→ **TASK INSTRUCTIONS**
Find the word "Змінні" in the listing; pull out each line holding it.

━━━━━ GIVEN ENTRIES

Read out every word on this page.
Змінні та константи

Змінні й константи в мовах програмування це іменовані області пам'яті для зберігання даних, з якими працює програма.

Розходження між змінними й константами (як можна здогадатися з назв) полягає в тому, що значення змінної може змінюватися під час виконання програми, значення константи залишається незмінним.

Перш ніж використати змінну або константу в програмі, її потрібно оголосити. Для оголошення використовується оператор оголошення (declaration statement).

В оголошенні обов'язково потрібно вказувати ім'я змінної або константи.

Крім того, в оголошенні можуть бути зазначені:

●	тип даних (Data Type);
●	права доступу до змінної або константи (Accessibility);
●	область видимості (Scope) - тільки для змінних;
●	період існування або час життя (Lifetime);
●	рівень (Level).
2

━━━━━━━━━━

→ **TASK ANSWER**
Змінні та константи
Змінні й константи в мовах програмування це іменовані області пам'яті для зберігання даних, з якими працює програма.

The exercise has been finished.